Instructions for the task: Restate the records that follow word for word; no pictures should appear.
═══ Material for this task
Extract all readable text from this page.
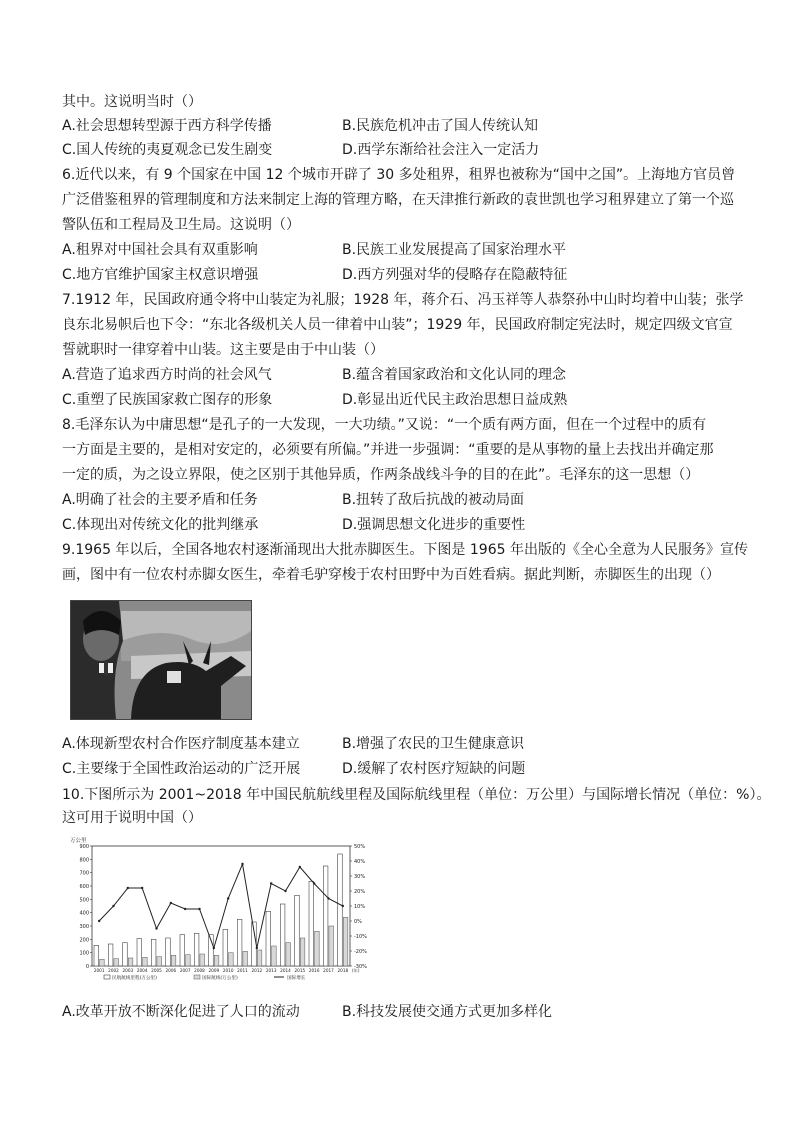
其中。这说明当时（）
A.社会思想转型源于西方科学传播	B.民族危机冲击了国人传统认知
C.国人传统的夷夏观念已发生剧变	D.西学东渐给社会注入一定活力
6.近代以来，有 9 个国家在中国 12 个城市开辟了 30 多处租界，租界也被称为“国中之国”。上海地方官员曾
广泛借鉴租界的管理制度和方法来制定上海的管理方略，在天津推行新政的袁世凯也学习租界建立了第一个巡
警队伍和工程局及卫生局。这说明（）
A.租界对中国社会具有双重影响	B.民族工业发展提高了国家治理水平
C.地方官维护国家主权意识增强	D.西方列强对华的侵略存在隐蔽特征
7.1912 年，民国政府通令将中山装定为礼服；1928 年，蒋介石、冯玉祥等人恭祭孙中山时均着中山装；张学
良东北易帜后也下令：“东北各级机关人员一律着中山装”；1929 年，民国政府制定宪法时，规定四级文官宣
誓就职时一律穿着中山装。这主要是由于中山装（）
A.营造了追求西方时尚的社会风气	B.蕴含着国家政治和文化认同的理念
C.重塑了民族国家救亡图存的形象	D.彰显出近代民主政治思想日益成熟
8.毛泽东认为中庸思想“是孔子的一大发现，一大功绩。”又说：“一个质有两方面，但在一个过程中的质有
一方面是主要的，是相对安定的，必须要有所偏。”并进一步强调：“重要的是从事物的量上去找出并确定那
一定的质，为之设立界限，使之区别于其他异质，作两条战线斗争的目的在此”。毛泽东的这一思想（）
A.明确了社会的主要矛盾和任务	B.扭转了敌后抗战的被动局面
C.体现出对传统文化的批判继承	D.强调思想文化进步的重要性
9.1965 年以后，全国各地农村逐渐涌现出大批赤脚医生。下图是 1965 年出版的《全心全意为人民服务》宣传
画，图中有一位农村赤脚女医生，牵着毛驴穿梭于农村田野中为百姓看病。据此判断，赤脚医生的出现（）
A.体现新型农村合作医疗制度基本建立	B.增强了农民的卫生健康意识
C.主要缘于全国性政治运动的广泛开展	D.缓解了农村医疗短缺的问题
10.下图所示为 2001~2018 年中国民航航线里程及国际航线里程（单位：万公里）与国际增长情况（单位：%）。
这可用于说明中国（）
0
100
200
300
400
500
600
700
800
900
万公里
-30%
-20%
-10%
0%
10%
20%
30%
40%
50%
2001 2002 2003 2004 2005 2006 2007 2008 2009 2010 2011 2012 2013 2014 2015 2016 2017 2018 (年)
民航航线里程(万公里)	国际航线(万公里)	国际增长
A.改革开放不断深化促进了人口的流动	B.科技发展使交通方式更加多样化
══════
Solution to this task:
Extract all readable text from this page.
其中。这说明当时（）
A.社会思想转型源于西方科学传播	B.民族危机冲击了国人传统认知
C.国人传统的夷夏观念已发生剧变	D.西学东渐给社会注入一定活力
6.近代以来，有 9 个国家在中国 12 个城市开辟了 30 多处租界，租界也被称为“国中之国”。上海地方官员曾
广泛借鉴租界的管理制度和方法来制定上海的管理方略，在天津推行新政的袁世凯也学习租界建立了第一个巡
警队伍和工程局及卫生局。这说明（）
A.租界对中国社会具有双重影响	B.民族工业发展提高了国家治理水平
C.地方官维护国家主权意识增强	D.西方列强对华的侵略存在隐蔽特征
7.1912 年，民国政府通令将中山装定为礼服；1928 年，蒋介石、冯玉祥等人恭祭孙中山时均着中山装；张学
良东北易帜后也下令：“东北各级机关人员一律着中山装”；1929 年，民国政府制定宪法时，规定四级文官宣
誓就职时一律穿着中山装。这主要是由于中山装（）
A.营造了追求西方时尚的社会风气	B.蕴含着国家政治和文化认同的理念
C.重塑了民族国家救亡图存的形象	D.彰显出近代民主政治思想日益成熟
8.毛泽东认为中庸思想“是孔子的一大发现，一大功绩。”又说：“一个质有两方面，但在一个过程中的质有
一方面是主要的，是相对安定的，必须要有所偏。”并进一步强调：“重要的是从事物的量上去找出并确定那
一定的质，为之设立界限，使之区别于其他异质，作两条战线斗争的目的在此”。毛泽东的这一思想（）
A.明确了社会的主要矛盾和任务	B.扭转了敌后抗战的被动局面
C.体现出对传统文化的批判继承	D.强调思想文化进步的重要性
9.1965 年以后，全国各地农村逐渐涌现出大批赤脚医生。下图是 1965 年出版的《全心全意为人民服务》宣传
画，图中有一位农村赤脚女医生，牵着毛驴穿梭于农村田野中为百姓看病。据此判断，赤脚医生的出现（）
A.体现新型农村合作医疗制度基本建立	B.增强了农民的卫生健康意识
C.主要缘于全国性政治运动的广泛开展	D.缓解了农村医疗短缺的问题
10.下图所示为 2001~2018 年中国民航航线里程及国际航线里程（单位：万公里）与国际增长情况（单位：%）。
这可用于说明中国（）
0
100
200
300
400
500
600
700
800
900
万公里
-30%
-20%
-10%
0%
10%
20%
30%
40%
50%
2001 2002 2003 2004 2005 2006 2007 2008 2009 2010 2011 2012 2013 2014 2015 2016 2017 2018 (年)
民航航线里程(万公里)	国际航线(万公里)	国际增长
A.改革开放不断深化促进了人口的流动	B.科技发展使交通方式更加多样化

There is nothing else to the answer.